- **Task**
Can all of these lines be returned exactly?

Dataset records
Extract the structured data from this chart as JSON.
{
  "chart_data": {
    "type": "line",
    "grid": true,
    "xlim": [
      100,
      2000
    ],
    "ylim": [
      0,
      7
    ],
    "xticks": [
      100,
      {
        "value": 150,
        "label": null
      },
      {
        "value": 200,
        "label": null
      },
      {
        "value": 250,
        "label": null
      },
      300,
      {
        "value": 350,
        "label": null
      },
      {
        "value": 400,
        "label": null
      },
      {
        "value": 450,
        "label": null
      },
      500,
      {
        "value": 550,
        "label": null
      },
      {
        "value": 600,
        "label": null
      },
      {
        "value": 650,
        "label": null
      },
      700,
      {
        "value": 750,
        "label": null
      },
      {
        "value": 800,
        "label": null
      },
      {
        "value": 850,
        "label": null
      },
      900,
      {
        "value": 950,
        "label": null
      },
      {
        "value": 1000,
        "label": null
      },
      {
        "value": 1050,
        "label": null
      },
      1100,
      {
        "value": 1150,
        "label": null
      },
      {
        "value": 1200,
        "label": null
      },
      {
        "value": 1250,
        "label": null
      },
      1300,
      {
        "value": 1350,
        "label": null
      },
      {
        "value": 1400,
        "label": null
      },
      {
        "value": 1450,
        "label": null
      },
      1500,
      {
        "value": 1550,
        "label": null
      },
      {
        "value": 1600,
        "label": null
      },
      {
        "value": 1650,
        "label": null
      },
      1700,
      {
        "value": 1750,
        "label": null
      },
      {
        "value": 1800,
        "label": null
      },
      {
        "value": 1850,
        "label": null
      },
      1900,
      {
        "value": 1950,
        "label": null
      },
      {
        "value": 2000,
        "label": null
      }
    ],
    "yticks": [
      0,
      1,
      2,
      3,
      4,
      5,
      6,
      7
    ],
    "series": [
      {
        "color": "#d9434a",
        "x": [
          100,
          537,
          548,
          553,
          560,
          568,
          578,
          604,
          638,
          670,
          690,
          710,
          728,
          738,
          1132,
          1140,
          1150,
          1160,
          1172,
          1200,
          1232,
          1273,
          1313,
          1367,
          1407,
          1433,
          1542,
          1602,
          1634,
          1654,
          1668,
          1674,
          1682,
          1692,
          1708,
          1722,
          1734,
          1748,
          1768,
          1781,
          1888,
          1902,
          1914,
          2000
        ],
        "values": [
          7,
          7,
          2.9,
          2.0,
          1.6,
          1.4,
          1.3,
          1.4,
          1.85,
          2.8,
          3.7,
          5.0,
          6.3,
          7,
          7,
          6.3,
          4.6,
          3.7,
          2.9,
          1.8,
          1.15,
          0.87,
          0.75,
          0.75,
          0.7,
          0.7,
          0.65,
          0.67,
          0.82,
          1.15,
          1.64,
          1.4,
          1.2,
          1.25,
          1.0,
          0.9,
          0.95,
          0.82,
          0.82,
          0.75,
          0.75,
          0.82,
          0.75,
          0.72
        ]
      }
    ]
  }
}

- **Final result**
Extract the structured data from this chart as JSON.
{
  "chart_data": {
    "type": "line",
    "grid": true,
    "xlim": [
      100,
      2000
    ],
    "ylim": [
      0,
      7
    ],
    "xticks": [
      100,
      {
        "value": 150,
        "label": null
      },
      {
        "value": 200,
        "label": null
      },
      {
        "value": 250,
        "label": null
      },
      300,
      {
        "value": 350,
        "label": null
      },
      {
        "value": 400,
        "label": null
      },
      {
        "value": 450,
        "label": null
      },
      500,
      {
        "value": 550,
        "label": null
      },
      {
        "value": 600,
        "label": null
      },
      {
        "value": 650,
        "label": null
      },
      700,
      {
        "value": 750,
        "label": null
      },
      {
        "value": 800,
        "label": null
      },
      {
        "value": 850,
        "label": null
      },
      900,
      {
        "value": 950,
        "label": null
      },
      {
        "value": 1000,
        "label": null
      },
      {
        "value": 1050,
        "label": null
      },
      1100,
      {
        "value": 1150,
        "label": null
      },
      {
        "value": 1200,
        "label": null
      },
      {
        "value": 1250,
        "label": null
      },
      1300,
      {
        "value": 1350,
        "label": null
      },
      {
        "value": 1400,
        "label": null
      },
      {
        "value": 1450,
        "label": null
      },
      1500,
      {
        "value": 1550,
        "label": null
      },
      {
        "value": 1600,
        "label": null
      },
      {
        "value": 1650,
        "label": null
      },
      1700,
      {
        "value": 1750,
        "label": null
      },
      {
        "value": 1800,
        "label": null
      },
      {
        "value": 1850,
        "label": null
      },
      1900,
      {
        "value": 1950,
        "label": null
      },
      {
        "value": 2000,
        "label": null
      }
    ],
    "yticks": [
      0,
      1,
      2,
      3,
      4,
      5,
      6,
      7
    ],
    "series": [
      {
        "color": "#d9434a",
        "x": [
          100,
          537,
          548,
          553,
          560,
          568,
          578,
          604,
          638,
          670,
          690,
          710,
          728,
          738,
          1132,
          1140,
          1150,
          1160,
          1172,
          1200,
          1232,
          1273,
          1313,
          1367,
          1407,
          1433,
          1542,
          1602,
          1634,
          1654,
          1668,
          1674,
          1682,
          1692,
          1708,
          1722,
          1734,
          1748,
          1768,
          1781,
          1888,
          1902,
          1914,
          2000
        ],
        "values": [
          7,
          7,
          2.9,
          2.0,
          1.6,
          1.4,
          1.3,
          1.4,
          1.85,
          2.8,
          3.7,
          5.0,
          6.3,
          7,
          7,
          6.3,
          4.6,
          3.7,
          2.9,
          1.8,
          1.15,
          0.87,
          0.75,
          0.75,
          0.7,
          0.7,
          0.65,
          0.67,
          0.82,
          1.15,
          1.64,
          1.4,
          1.2,
          1.25,
          1.0,
          0.9,
          0.95,
          0.82,
          0.82,
          0.75,
          0.75,
          0.82,
          0.75,
          0.72
        ]
      }
    ]
  }
}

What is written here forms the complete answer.